*The problem*: Filter the entries that follow, copying every line in which the word "name" appears.
• • •
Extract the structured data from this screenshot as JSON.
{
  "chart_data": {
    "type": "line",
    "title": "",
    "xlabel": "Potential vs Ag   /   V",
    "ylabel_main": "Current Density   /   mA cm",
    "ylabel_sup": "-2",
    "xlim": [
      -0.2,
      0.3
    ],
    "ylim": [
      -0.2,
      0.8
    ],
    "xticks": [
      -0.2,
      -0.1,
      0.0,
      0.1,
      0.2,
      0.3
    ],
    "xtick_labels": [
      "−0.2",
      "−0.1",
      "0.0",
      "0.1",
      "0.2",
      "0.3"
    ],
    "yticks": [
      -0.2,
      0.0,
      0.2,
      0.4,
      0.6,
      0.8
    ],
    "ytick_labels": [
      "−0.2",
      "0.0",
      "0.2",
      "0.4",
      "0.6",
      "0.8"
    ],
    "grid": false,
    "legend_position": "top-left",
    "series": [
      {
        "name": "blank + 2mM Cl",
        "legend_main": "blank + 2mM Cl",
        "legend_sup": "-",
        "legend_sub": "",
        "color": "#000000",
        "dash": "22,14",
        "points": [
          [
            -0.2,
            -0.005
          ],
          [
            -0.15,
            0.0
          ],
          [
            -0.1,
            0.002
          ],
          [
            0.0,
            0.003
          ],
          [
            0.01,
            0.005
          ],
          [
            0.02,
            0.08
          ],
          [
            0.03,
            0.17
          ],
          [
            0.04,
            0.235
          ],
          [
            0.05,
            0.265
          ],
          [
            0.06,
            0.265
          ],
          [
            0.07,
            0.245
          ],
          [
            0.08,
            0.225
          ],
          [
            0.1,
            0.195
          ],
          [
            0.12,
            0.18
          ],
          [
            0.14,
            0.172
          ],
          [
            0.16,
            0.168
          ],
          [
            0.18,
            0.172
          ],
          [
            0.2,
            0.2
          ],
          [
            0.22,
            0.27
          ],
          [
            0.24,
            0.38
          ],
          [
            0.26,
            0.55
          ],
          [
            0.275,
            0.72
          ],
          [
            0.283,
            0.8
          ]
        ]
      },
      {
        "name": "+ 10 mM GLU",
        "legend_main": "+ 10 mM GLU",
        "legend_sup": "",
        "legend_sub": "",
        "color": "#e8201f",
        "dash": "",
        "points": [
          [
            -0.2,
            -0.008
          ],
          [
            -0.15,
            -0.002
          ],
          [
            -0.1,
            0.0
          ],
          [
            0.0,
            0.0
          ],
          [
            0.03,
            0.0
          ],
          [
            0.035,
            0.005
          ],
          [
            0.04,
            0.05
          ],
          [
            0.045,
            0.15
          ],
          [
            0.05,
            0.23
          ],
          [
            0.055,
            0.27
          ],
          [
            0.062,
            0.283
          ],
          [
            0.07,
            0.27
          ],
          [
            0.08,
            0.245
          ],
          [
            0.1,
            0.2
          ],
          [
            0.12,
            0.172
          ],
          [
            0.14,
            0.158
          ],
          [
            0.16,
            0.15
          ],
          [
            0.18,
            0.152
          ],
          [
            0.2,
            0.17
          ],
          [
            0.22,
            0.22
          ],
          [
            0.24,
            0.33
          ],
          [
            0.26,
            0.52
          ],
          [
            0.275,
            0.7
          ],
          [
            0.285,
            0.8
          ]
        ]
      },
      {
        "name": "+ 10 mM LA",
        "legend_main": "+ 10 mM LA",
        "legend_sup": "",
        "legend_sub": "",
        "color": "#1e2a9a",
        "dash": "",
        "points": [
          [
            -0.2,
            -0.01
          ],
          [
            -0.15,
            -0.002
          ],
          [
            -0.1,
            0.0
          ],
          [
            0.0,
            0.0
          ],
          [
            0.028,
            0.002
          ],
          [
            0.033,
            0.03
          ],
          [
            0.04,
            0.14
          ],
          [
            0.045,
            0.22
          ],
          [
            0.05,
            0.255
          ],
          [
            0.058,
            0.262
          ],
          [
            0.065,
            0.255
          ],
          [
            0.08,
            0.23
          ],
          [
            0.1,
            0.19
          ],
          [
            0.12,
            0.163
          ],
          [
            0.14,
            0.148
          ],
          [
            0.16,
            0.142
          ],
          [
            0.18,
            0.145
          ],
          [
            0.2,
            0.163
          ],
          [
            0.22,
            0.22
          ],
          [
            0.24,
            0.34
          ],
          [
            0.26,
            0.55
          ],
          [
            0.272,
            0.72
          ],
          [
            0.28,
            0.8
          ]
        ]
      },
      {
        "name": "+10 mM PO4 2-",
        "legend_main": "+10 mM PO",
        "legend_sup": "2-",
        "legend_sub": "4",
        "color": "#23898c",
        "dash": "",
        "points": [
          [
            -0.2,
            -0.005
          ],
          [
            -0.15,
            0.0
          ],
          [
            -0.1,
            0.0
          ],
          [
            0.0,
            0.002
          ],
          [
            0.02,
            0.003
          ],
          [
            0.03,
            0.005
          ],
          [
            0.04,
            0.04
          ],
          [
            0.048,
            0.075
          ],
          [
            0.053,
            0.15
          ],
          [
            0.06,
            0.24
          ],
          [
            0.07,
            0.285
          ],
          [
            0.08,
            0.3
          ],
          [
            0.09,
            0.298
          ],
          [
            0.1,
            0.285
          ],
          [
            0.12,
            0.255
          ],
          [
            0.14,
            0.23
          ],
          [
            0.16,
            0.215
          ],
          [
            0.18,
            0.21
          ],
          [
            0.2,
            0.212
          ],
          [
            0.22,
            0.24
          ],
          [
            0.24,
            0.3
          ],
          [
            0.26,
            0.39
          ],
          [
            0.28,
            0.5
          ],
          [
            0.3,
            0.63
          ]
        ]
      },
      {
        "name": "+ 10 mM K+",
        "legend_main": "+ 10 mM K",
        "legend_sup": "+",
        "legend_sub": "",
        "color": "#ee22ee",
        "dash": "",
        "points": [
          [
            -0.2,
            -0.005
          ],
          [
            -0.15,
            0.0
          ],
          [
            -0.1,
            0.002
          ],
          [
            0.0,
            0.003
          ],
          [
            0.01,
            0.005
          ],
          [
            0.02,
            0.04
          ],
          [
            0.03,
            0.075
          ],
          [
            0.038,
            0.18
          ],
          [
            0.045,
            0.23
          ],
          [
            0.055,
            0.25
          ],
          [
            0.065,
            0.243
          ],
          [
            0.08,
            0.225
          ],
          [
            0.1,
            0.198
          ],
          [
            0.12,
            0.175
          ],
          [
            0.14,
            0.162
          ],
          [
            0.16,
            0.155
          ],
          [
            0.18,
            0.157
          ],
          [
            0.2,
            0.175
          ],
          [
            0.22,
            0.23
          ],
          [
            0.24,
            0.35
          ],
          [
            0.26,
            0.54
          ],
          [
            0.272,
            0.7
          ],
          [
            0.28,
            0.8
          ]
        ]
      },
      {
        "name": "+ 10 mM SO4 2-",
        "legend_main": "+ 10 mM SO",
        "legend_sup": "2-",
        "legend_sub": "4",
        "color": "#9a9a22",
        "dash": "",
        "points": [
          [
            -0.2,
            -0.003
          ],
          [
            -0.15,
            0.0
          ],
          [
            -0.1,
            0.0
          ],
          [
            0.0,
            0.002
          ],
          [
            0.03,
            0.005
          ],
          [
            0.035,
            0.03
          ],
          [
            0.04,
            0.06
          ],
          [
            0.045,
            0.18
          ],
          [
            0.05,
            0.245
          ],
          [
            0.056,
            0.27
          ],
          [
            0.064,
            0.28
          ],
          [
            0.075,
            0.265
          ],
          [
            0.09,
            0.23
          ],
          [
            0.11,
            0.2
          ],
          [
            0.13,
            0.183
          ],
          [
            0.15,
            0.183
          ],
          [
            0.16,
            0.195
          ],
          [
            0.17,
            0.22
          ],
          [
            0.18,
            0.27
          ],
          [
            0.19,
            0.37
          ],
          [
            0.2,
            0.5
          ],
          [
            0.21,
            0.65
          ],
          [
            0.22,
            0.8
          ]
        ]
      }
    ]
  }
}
• • •
*Answer in full*:
        "name": "blank + 2mM Cl",
        "name": "+ 10 mM GLU",
        "name": "+ 10 mM LA",
        "name": "+10 mM PO4 2-",
        "name": "+ 10 mM K+",
        "name": "+ 10 mM SO4 2-",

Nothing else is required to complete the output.